- _EXERCISE GOAL_:
Can you output the material exactly as written, minus any pictures it holds?

BEGIN TASK DATA

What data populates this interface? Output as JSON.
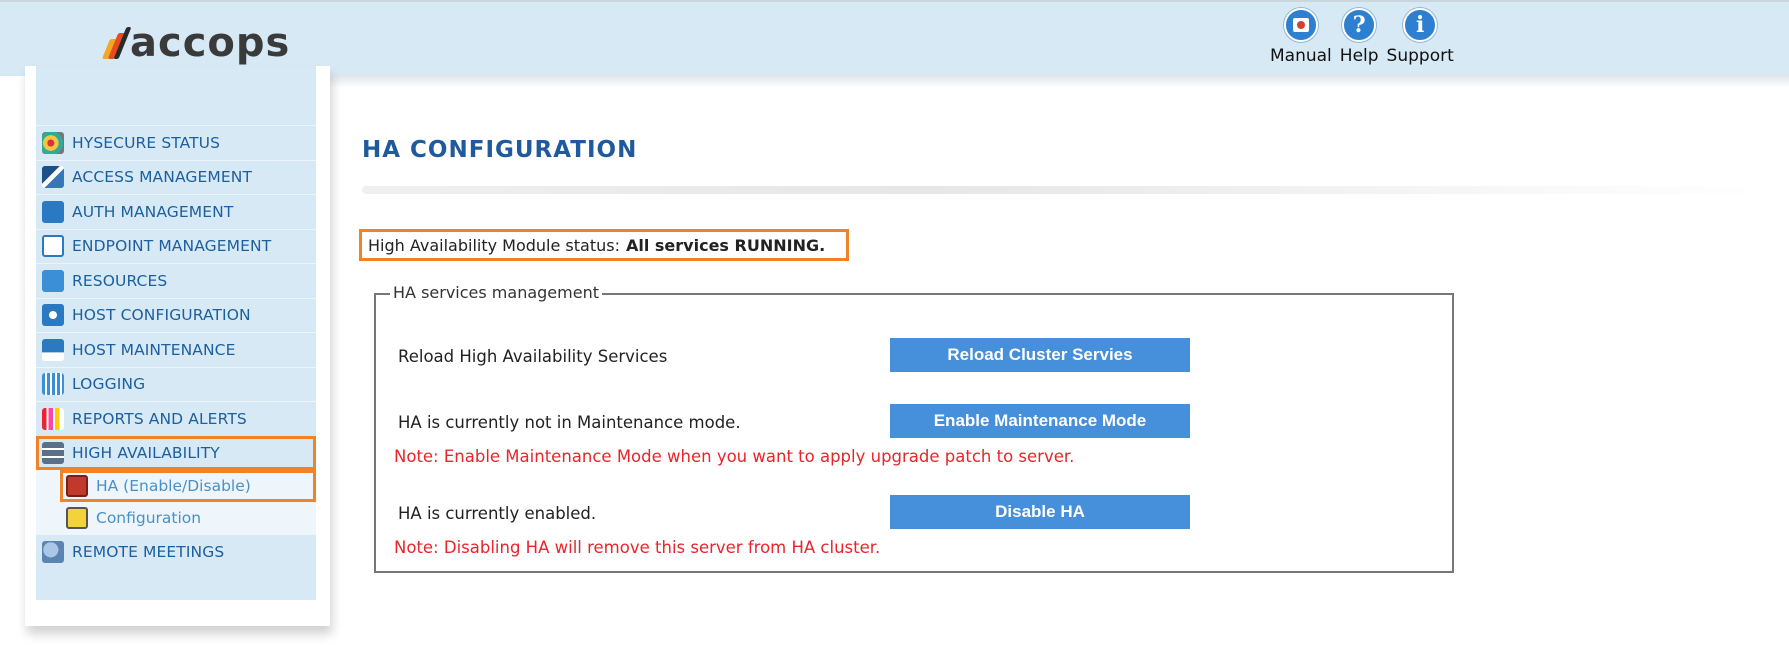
{
  "header": {
    "logo_text": "accops",
    "links": [
      {
        "label": "Manual",
        "icon": "manual-icon"
      },
      {
        "label": "Help",
        "icon": "help-icon"
      },
      {
        "label": "Support",
        "icon": "support-icon"
      }
    ],
    "help_glyph": "?",
    "support_glyph": "i"
  },
  "sidebar": {
    "items": [
      {
        "label": "HYSECURE STATUS",
        "icon": "status-icon"
      },
      {
        "label": "ACCESS MANAGEMENT",
        "icon": "access-icon"
      },
      {
        "label": "AUTH MANAGEMENT",
        "icon": "lock-icon"
      },
      {
        "label": "ENDPOINT MANAGEMENT",
        "icon": "scales-icon"
      },
      {
        "label": "RESOURCES",
        "icon": "resources-icon"
      },
      {
        "label": "HOST CONFIGURATION",
        "icon": "gear-icon"
      },
      {
        "label": "HOST MAINTENANCE",
        "icon": "cart-icon"
      },
      {
        "label": "LOGGING",
        "icon": "calendar-icon"
      },
      {
        "label": "REPORTS AND ALERTS",
        "icon": "bar-chart-icon"
      },
      {
        "label": "HIGH AVAILABILITY",
        "icon": "cluster-icon",
        "active": true
      },
      {
        "label": "REMOTE MEETINGS",
        "icon": "meeting-icon"
      }
    ],
    "submenu": [
      {
        "label": "HA (Enable/Disable)",
        "icon": "ha-enable-icon",
        "active": true
      },
      {
        "label": "Configuration",
        "icon": "config-icon"
      }
    ]
  },
  "main": {
    "title": "HA CONFIGURATION",
    "status_prefix": "High Availability Module status:",
    "status_value": "All services RUNNING.",
    "fieldset_legend": "HA services management",
    "rows": [
      {
        "text": "Reload High Availability Services",
        "button": "Reload Cluster Servies"
      },
      {
        "text": "HA is currently not in Maintenance mode.",
        "button": "Enable Maintenance Mode",
        "note": "Note: Enable Maintenance Mode when you want to apply upgrade patch to server."
      },
      {
        "text": "HA is currently enabled.",
        "button": "Disable HA",
        "note": "Note: Disabling HA will remove this server from HA cluster."
      }
    ]
  },
  "colors": {
    "accent_highlight": "#f08228",
    "button_bg": "#468fdb",
    "note_red": "#e8252b",
    "title_blue": "#1e5a9c"
  }
}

END TASK DATA

- _TASK RESPONSE_:
What data populates this interface? Output as JSON.
{
  "header": {
    "logo_text": "accops",
    "links": [
      {
        "label": "Manual",
        "icon": "manual-icon"
      },
      {
        "label": "Help",
        "icon": "help-icon"
      },
      {
        "label": "Support",
        "icon": "support-icon"
      }
    ],
    "help_glyph": "?",
    "support_glyph": "i"
  },
  "sidebar": {
    "items": [
      {
        "label": "HYSECURE STATUS",
        "icon": "status-icon"
      },
      {
        "label": "ACCESS MANAGEMENT",
        "icon": "access-icon"
      },
      {
        "label": "AUTH MANAGEMENT",
        "icon": "lock-icon"
      },
      {
        "label": "ENDPOINT MANAGEMENT",
        "icon": "scales-icon"
      },
      {
        "label": "RESOURCES",
        "icon": "resources-icon"
      },
      {
        "label": "HOST CONFIGURATION",
        "icon": "gear-icon"
      },
      {
        "label": "HOST MAINTENANCE",
        "icon": "cart-icon"
      },
      {
        "label": "LOGGING",
        "icon": "calendar-icon"
      },
      {
        "label": "REPORTS AND ALERTS",
        "icon": "bar-chart-icon"
      },
      {
        "label": "HIGH AVAILABILITY",
        "icon": "cluster-icon",
        "active": true
      },
      {
        "label": "REMOTE MEETINGS",
        "icon": "meeting-icon"
      }
    ],
    "submenu": [
      {
        "label": "HA (Enable/Disable)",
        "icon": "ha-enable-icon",
        "active": true
      },
      {
        "label": "Configuration",
        "icon": "config-icon"
      }
    ]
  },
  "main": {
    "title": "HA CONFIGURATION",
    "status_prefix": "High Availability Module status:",
    "status_value": "All services RUNNING.",
    "fieldset_legend": "HA services management",
    "rows": [
      {
        "text": "Reload High Availability Services",
        "button": "Reload Cluster Servies"
      },
      {
        "text": "HA is currently not in Maintenance mode.",
        "button": "Enable Maintenance Mode",
        "note": "Note: Enable Maintenance Mode when you want to apply upgrade patch to server."
      },
      {
        "text": "HA is currently enabled.",
        "button": "Disable HA",
        "note": "Note: Disabling HA will remove this server from HA cluster."
      }
    ]
  },
  "colors": {
    "accent_highlight": "#f08228",
    "button_bg": "#468fdb",
    "note_red": "#e8252b",
    "title_blue": "#1e5a9c"
  }
}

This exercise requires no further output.